Extracted records
---+---
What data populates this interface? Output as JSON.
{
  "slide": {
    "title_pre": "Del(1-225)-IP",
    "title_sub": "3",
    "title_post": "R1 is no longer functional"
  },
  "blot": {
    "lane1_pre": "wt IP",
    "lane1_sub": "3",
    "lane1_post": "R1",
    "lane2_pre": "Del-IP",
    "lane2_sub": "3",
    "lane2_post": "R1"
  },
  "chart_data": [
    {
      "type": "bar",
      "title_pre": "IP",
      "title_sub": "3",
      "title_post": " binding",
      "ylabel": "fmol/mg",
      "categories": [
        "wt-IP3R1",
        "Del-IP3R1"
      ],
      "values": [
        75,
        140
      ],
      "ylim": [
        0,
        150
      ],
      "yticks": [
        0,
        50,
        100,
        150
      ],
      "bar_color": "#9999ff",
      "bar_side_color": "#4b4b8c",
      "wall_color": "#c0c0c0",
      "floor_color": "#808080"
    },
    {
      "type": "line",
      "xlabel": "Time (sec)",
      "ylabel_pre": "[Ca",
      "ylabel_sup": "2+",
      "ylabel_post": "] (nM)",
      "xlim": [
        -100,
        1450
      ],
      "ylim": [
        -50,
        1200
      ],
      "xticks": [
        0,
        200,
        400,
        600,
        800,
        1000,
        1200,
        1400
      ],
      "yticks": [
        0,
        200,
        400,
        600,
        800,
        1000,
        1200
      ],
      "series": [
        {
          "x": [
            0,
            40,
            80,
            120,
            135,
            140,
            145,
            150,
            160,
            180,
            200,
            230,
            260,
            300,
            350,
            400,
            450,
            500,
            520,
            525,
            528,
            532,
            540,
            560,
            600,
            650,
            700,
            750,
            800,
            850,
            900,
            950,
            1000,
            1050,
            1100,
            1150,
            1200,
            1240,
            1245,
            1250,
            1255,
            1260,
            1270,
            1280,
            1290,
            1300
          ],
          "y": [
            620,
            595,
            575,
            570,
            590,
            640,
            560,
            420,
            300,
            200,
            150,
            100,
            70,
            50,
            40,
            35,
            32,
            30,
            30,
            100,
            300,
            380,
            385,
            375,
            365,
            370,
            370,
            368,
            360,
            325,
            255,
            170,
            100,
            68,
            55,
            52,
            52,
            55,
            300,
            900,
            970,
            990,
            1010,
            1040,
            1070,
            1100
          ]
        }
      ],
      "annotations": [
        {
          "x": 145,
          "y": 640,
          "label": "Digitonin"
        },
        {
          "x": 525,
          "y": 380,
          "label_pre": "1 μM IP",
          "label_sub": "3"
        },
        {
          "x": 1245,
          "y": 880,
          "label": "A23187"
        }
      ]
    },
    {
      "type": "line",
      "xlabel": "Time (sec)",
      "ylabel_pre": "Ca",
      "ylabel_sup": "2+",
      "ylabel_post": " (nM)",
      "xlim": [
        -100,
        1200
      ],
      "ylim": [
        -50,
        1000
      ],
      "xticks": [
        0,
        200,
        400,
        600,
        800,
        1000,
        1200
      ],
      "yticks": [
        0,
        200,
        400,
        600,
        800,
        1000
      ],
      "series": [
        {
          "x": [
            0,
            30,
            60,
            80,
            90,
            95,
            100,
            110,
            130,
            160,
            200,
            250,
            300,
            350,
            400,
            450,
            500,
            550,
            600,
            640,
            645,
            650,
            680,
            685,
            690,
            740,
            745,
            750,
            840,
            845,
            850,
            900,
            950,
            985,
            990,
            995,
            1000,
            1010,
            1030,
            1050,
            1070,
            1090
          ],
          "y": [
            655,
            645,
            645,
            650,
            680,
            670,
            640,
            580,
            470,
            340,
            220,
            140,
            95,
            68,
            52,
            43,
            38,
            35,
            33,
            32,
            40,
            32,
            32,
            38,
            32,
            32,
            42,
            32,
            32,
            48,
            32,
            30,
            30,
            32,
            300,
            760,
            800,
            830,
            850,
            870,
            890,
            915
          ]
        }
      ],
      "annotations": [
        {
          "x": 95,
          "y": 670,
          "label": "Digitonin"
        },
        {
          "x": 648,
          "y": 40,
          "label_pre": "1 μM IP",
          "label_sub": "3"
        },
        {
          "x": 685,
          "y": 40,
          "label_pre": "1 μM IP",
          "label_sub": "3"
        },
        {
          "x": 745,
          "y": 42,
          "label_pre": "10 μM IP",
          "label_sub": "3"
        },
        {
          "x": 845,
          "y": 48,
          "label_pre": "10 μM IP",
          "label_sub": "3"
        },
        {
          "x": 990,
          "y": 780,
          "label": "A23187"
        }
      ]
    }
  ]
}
---+---
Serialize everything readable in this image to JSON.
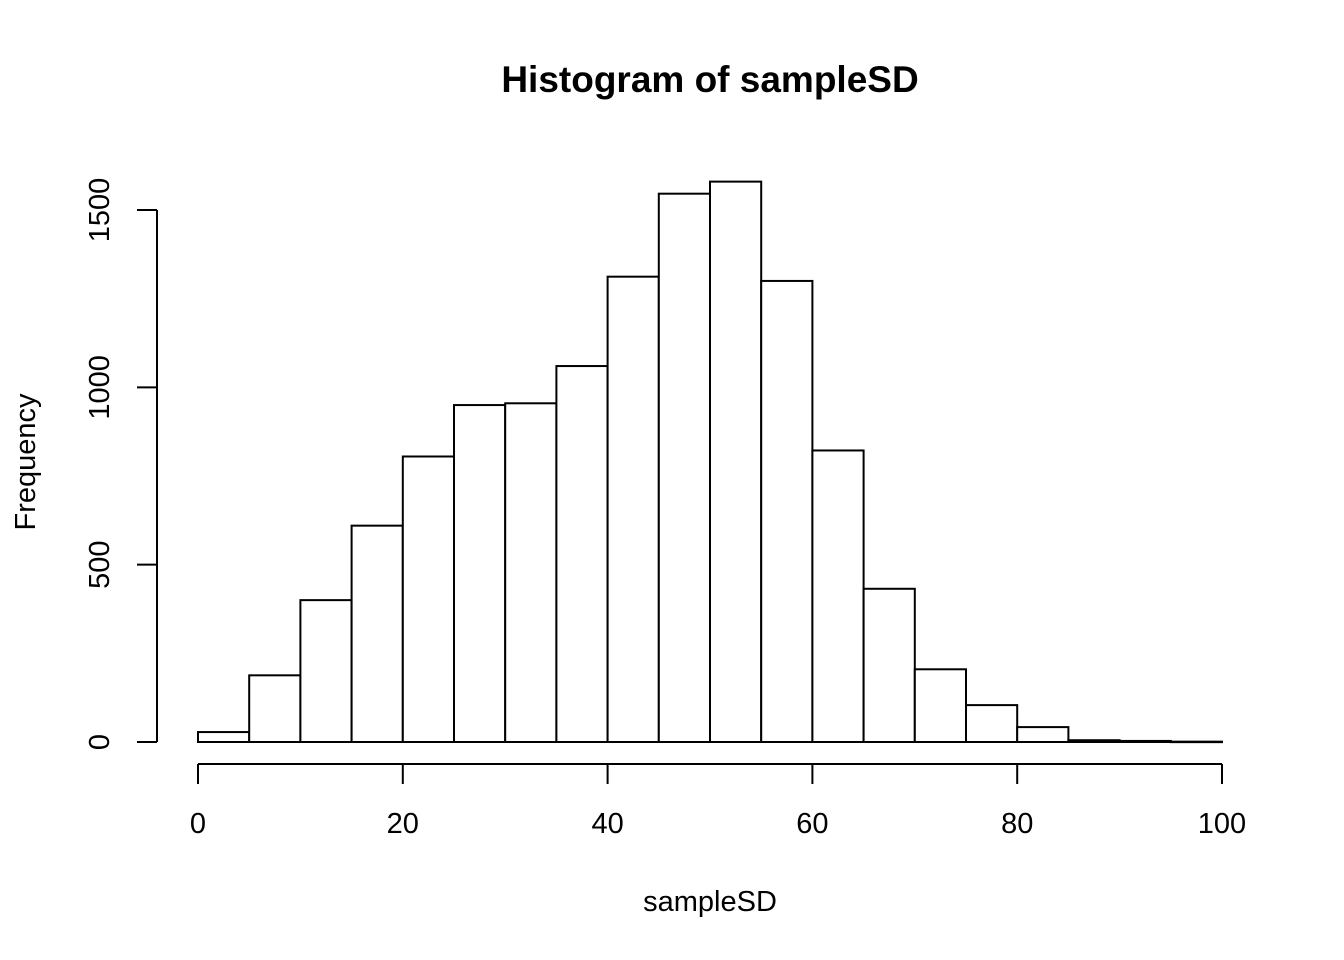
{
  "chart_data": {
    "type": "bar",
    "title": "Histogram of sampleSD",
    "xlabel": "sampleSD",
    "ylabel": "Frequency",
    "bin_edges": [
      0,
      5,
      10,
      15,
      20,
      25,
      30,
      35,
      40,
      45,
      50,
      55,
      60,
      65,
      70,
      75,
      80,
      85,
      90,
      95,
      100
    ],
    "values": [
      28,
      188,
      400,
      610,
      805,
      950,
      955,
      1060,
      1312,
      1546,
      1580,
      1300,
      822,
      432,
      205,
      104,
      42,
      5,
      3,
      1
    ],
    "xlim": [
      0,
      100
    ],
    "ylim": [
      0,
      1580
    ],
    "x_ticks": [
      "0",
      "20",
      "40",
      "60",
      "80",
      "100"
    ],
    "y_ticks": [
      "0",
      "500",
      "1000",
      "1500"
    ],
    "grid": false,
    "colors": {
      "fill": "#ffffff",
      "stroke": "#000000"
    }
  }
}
---+---
● **Required task**
Using the records given above, list every line that includes the word "sampleSD".

● **Task answer**
    "title": "Histogram of sampleSD",
    "xlabel": "sampleSD",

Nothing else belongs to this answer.